EXERCISE DETAILS | How many lines hold the string "разряд"? Reply with the number alone.

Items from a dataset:
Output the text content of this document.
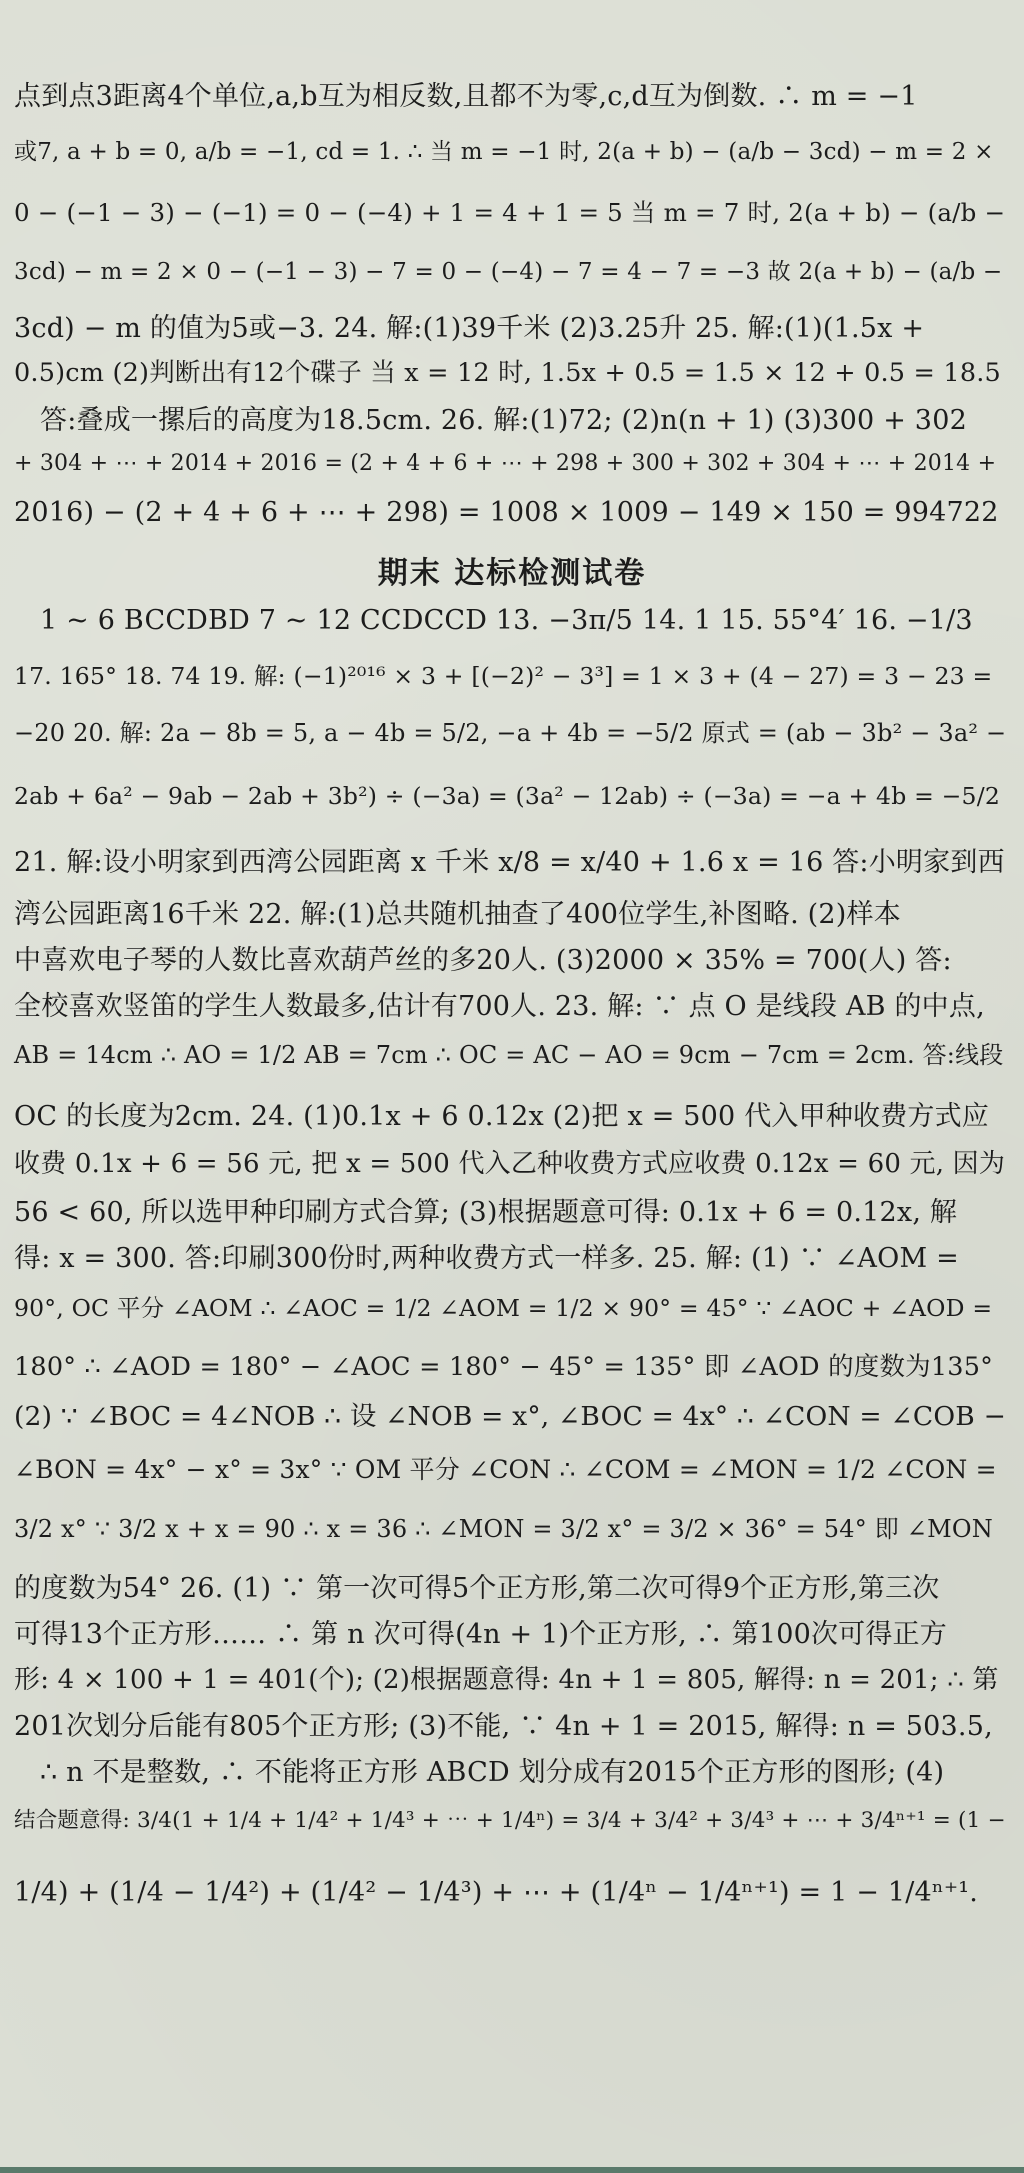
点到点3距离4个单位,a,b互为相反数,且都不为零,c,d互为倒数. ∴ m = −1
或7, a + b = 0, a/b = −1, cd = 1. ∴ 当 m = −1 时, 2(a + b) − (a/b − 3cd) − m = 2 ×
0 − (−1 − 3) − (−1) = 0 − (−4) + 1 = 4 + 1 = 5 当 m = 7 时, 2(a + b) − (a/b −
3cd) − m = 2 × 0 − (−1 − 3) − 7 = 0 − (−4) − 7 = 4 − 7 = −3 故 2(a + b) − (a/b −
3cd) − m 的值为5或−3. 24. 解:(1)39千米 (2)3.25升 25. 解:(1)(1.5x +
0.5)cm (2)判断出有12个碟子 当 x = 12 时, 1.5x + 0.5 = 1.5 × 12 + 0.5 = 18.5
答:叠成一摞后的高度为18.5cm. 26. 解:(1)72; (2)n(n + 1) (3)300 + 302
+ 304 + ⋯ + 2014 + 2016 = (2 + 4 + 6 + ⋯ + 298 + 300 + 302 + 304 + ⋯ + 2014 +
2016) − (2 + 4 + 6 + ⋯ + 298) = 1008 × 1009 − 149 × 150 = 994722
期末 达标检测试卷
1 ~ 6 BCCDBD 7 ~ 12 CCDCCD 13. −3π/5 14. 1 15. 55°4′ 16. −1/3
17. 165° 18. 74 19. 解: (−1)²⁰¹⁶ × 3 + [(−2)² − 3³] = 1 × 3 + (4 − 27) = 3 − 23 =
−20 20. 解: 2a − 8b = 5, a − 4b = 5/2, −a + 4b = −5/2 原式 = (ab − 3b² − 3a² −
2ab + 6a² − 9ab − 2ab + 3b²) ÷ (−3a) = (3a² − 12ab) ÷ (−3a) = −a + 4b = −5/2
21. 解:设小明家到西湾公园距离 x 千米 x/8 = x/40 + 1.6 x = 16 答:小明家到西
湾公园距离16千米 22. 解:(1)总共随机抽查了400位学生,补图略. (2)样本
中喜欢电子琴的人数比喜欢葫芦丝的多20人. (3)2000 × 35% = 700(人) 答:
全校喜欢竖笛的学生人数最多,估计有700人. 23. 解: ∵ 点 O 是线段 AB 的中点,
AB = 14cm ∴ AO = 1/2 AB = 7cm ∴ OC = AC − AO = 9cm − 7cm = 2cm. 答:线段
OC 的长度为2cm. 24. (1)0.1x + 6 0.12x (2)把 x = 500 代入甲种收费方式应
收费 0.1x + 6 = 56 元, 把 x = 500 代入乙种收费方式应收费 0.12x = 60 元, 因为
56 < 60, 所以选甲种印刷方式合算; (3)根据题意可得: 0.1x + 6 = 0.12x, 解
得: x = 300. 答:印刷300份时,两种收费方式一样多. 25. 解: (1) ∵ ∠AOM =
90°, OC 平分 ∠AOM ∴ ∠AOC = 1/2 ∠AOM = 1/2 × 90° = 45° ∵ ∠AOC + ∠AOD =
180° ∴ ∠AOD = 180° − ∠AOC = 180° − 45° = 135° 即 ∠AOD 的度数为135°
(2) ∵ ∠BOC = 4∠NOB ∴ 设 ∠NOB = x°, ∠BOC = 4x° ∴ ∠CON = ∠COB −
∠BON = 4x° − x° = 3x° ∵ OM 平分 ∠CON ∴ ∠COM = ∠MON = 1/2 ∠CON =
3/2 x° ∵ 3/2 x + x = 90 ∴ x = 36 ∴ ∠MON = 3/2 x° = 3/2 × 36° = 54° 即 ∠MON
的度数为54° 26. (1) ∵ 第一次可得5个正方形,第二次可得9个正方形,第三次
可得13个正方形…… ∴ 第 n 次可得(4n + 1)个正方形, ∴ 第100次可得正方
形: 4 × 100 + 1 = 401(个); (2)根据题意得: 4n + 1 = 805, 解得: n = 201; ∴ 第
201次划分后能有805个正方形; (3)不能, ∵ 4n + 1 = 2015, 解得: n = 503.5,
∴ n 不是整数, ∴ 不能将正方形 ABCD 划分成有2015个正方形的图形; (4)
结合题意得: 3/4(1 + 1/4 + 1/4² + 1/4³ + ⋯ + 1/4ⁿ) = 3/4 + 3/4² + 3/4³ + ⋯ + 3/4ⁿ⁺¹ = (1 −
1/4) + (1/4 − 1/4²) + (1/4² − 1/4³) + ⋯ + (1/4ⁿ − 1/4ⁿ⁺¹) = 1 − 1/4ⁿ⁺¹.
--
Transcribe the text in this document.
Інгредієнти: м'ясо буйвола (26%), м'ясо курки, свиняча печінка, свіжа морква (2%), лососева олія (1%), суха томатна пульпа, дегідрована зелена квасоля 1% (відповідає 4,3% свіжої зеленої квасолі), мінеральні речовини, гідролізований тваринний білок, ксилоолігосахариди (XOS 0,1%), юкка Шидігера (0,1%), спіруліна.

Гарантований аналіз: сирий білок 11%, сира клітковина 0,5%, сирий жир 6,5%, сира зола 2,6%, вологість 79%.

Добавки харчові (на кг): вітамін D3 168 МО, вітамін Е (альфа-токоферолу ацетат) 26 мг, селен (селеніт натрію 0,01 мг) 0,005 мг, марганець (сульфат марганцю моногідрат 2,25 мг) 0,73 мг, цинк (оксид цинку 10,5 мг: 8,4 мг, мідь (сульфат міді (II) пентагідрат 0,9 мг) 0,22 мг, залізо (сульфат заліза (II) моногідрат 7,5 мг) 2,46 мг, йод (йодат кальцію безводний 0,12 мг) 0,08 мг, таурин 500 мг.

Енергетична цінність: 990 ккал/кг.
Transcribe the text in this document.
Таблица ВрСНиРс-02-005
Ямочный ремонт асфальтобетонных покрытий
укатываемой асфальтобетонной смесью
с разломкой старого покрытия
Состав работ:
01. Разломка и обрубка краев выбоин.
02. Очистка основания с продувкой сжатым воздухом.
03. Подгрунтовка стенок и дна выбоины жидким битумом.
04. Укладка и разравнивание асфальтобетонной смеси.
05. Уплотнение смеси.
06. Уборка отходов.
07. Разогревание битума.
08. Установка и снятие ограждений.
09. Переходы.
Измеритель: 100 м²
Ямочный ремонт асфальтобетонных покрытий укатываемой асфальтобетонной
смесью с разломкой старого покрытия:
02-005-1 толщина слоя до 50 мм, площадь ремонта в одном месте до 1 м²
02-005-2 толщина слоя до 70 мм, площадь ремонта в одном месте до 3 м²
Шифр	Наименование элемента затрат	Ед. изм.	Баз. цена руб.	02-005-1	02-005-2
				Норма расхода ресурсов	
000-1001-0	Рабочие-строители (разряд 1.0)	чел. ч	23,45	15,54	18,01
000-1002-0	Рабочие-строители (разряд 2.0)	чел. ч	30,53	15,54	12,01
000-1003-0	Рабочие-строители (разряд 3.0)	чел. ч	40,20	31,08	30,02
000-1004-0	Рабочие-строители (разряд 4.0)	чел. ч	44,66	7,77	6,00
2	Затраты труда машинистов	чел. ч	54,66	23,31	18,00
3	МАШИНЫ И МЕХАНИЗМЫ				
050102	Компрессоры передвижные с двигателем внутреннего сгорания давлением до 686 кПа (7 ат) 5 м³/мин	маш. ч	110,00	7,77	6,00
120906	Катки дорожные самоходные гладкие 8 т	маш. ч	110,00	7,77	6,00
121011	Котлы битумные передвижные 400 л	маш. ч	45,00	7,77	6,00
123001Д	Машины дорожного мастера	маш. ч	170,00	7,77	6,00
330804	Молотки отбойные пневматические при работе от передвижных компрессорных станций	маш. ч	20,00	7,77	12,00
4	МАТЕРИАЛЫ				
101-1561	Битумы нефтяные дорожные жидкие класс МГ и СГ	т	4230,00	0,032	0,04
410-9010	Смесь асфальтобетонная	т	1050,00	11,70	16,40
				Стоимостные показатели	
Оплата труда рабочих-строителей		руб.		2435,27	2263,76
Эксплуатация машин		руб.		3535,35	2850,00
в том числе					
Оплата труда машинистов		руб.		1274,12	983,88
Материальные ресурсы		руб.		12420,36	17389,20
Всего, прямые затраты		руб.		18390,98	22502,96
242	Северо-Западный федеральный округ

SOLUTION | 4